### Challenge
Your task is to transcribe all the entries exactly, excluding pictures.

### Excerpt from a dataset
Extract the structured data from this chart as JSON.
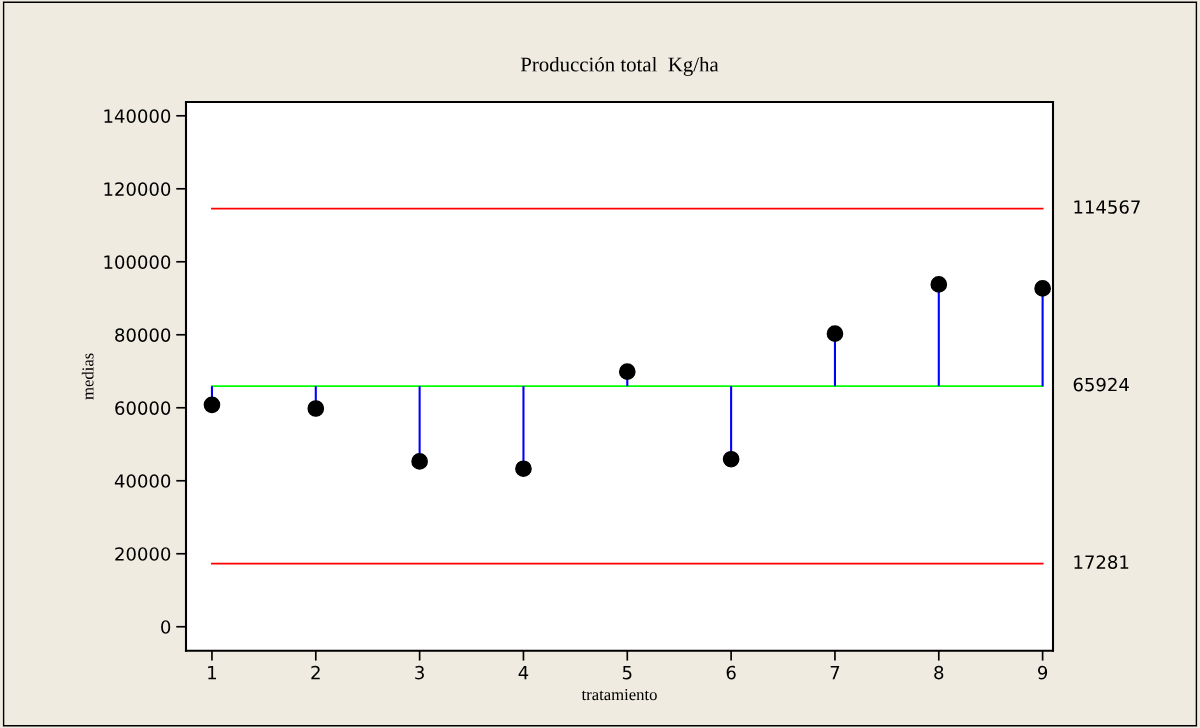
{
  "chart_data": {
    "type": "scatter",
    "title": "Producción total  Kg/ha",
    "xlabel": "tratamiento",
    "ylabel": "medias",
    "x": [
      1,
      2,
      3,
      4,
      5,
      6,
      7,
      8,
      9
    ],
    "series": [
      {
        "color": "#000000",
        "values": [
          60800,
          59800,
          45300,
          43300,
          69900,
          45900,
          80300,
          93800,
          92700
        ],
        "errors": [
          [
            60800,
            65924
          ],
          [
            59800,
            65924
          ],
          [
            45300,
            65924
          ],
          [
            43300,
            65924
          ],
          [
            65924,
            69900
          ],
          [
            45900,
            65924
          ],
          [
            65924,
            80300
          ],
          [
            65924,
            93800
          ],
          [
            65924,
            92700
          ]
        ]
      }
    ],
    "marker": "circle",
    "xlim": [
      0.75,
      9.1
    ],
    "xticks": [
      1,
      2,
      3,
      4,
      5,
      6,
      7,
      8,
      9
    ],
    "ylim": [
      -6600,
      143800
    ],
    "yticks": [
      0,
      20000,
      40000,
      60000,
      80000,
      100000,
      120000,
      140000
    ],
    "ref_lines": [
      {
        "axis": "y",
        "value": 114567,
        "label": "114567",
        "color": "#ff0000"
      },
      {
        "axis": "y",
        "value": 65924,
        "label": "65924",
        "color": "#00ff00"
      },
      {
        "axis": "y",
        "value": 17281,
        "label": "17281",
        "color": "#ff0000"
      }
    ],
    "grid": false,
    "legend": false
  }
}
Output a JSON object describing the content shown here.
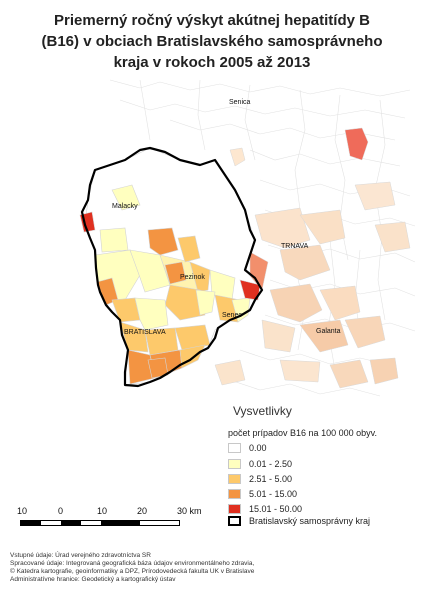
{
  "title": {
    "line1": "Priemerný ročný výskyt akútnej hepatitídy B",
    "line2": "(B16) v obciach Bratislavského samosprávneho",
    "line3": "kraja v rokoch 2005 až 2013"
  },
  "map_labels": {
    "senica": "Senica",
    "malacky": "Malacky",
    "trnava": "TRNAVA",
    "pezinok": "Pezinok",
    "senec": "Senec",
    "bratislava": "BRATISLAVA",
    "galanta": "Galanta"
  },
  "legend": {
    "title": "Vysvetlivky",
    "subtitle": "počet prípadov B16 na 100 000 obyv.",
    "items": [
      {
        "label": "0.00",
        "color": "#ffffff"
      },
      {
        "label": "0.01 - 2.50",
        "color": "#ffffbf"
      },
      {
        "label": "2.51 - 5.00",
        "color": "#fdc96b"
      },
      {
        "label": "5.01 - 15.00",
        "color": "#f39442"
      },
      {
        "label": "15.01 - 50.00",
        "color": "#e03020"
      }
    ],
    "boundary_label": "Bratislavský samosprávny kraj"
  },
  "scale": {
    "labels": [
      "10",
      "0",
      "10",
      "20",
      "30 km"
    ]
  },
  "sources": {
    "line1": "Vstupné údaje: Úrad verejného zdravotníctva SR",
    "line2": "Spracované údaje: Integrovaná geografická báza údajov environmentálneho zdravia,",
    "line3": "© Katedra kartografie, geoinformatiky a DPZ, Prírodovedecká fakulta UK v Bratislave",
    "line4": "Administratívne hranice: Geodetický a kartografický ústav"
  },
  "colors": {
    "outside_light": "#fbe7d8",
    "outside_mid": "#f6c9a8",
    "outside_dark": "#ef9a8a",
    "border": "#d0d0d0",
    "region_border": "#000000"
  }
}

### Result of this exercise
Extract the structured data from this chart as JSON.
{
  "chart_data": {
    "type": "scatter",
    "title": "Producción total  Kg/ha",
    "xlabel": "tratamiento",
    "ylabel": "medias",
    "x": [
      1,
      2,
      3,
      4,
      5,
      6,
      7,
      8,
      9
    ],
    "series": [
      {
        "color": "#000000",
        "values": [
          60800,
          59800,
          45300,
          43300,
          69900,
          45900,
          80300,
          93800,
          92700
        ],
        "errors": [
          [
            60800,
            65924
          ],
          [
            59800,
            65924
          ],
          [
            45300,
            65924
          ],
          [
            43300,
            65924
          ],
          [
            65924,
            69900
          ],
          [
            45900,
            65924
          ],
          [
            65924,
            80300
          ],
          [
            65924,
            93800
          ],
          [
            65924,
            92700
          ]
        ]
      }
    ],
    "marker": "circle",
    "xlim": [
      0.75,
      9.1
    ],
    "xticks": [
      1,
      2,
      3,
      4,
      5,
      6,
      7,
      8,
      9
    ],
    "ylim": [
      -6600,
      143800
    ],
    "yticks": [
      0,
      20000,
      40000,
      60000,
      80000,
      100000,
      120000,
      140000
    ],
    "ref_lines": [
      {
        "axis": "y",
        "value": 114567,
        "label": "114567",
        "color": "#ff0000"
      },
      {
        "axis": "y",
        "value": 65924,
        "label": "65924",
        "color": "#00ff00"
      },
      {
        "axis": "y",
        "value": 17281,
        "label": "17281",
        "color": "#ff0000"
      }
    ],
    "grid": false,
    "legend": false
  }
}
Output a JSON object describing the content shown here.
{
  "title": {
    "line1": "Priemerný ročný výskyt akútnej hepatitídy B",
    "line2": "(B16) v obciach Bratislavského samosprávneho",
    "line3": "kraja v rokoch 2005 až 2013"
  },
  "map_labels": {
    "senica": "Senica",
    "malacky": "Malacky",
    "trnava": "TRNAVA",
    "pezinok": "Pezinok",
    "senec": "Senec",
    "bratislava": "BRATISLAVA",
    "galanta": "Galanta"
  },
  "legend": {
    "title": "Vysvetlivky",
    "subtitle": "počet prípadov B16 na 100 000 obyv.",
    "items": [
      {
        "label": "0.00",
        "color": "#ffffff"
      },
      {
        "label": "0.01 - 2.50",
        "color": "#ffffbf"
      },
      {
        "label": "2.51 - 5.00",
        "color": "#fdc96b"
      },
      {
        "label": "5.01 - 15.00",
        "color": "#f39442"
      },
      {
        "label": "15.01 - 50.00",
        "color": "#e03020"
      }
    ],
    "boundary_label": "Bratislavský samosprávny kraj"
  },
  "scale": {
    "labels": [
      "10",
      "0",
      "10",
      "20",
      "30 km"
    ]
  },
  "sources": {
    "line1": "Vstupné údaje: Úrad verejného zdravotníctva SR",
    "line2": "Spracované údaje: Integrovaná geografická báza údajov environmentálneho zdravia,",
    "line3": "© Katedra kartografie, geoinformatiky a DPZ, Prírodovedecká fakulta UK v Bratislave",
    "line4": "Administratívne hranice: Geodetický a kartografický ústav"
  },
  "colors": {
    "outside_light": "#fbe7d8",
    "outside_mid": "#f6c9a8",
    "outside_dark": "#ef9a8a",
    "border": "#d0d0d0",
    "region_border": "#000000"
  }
}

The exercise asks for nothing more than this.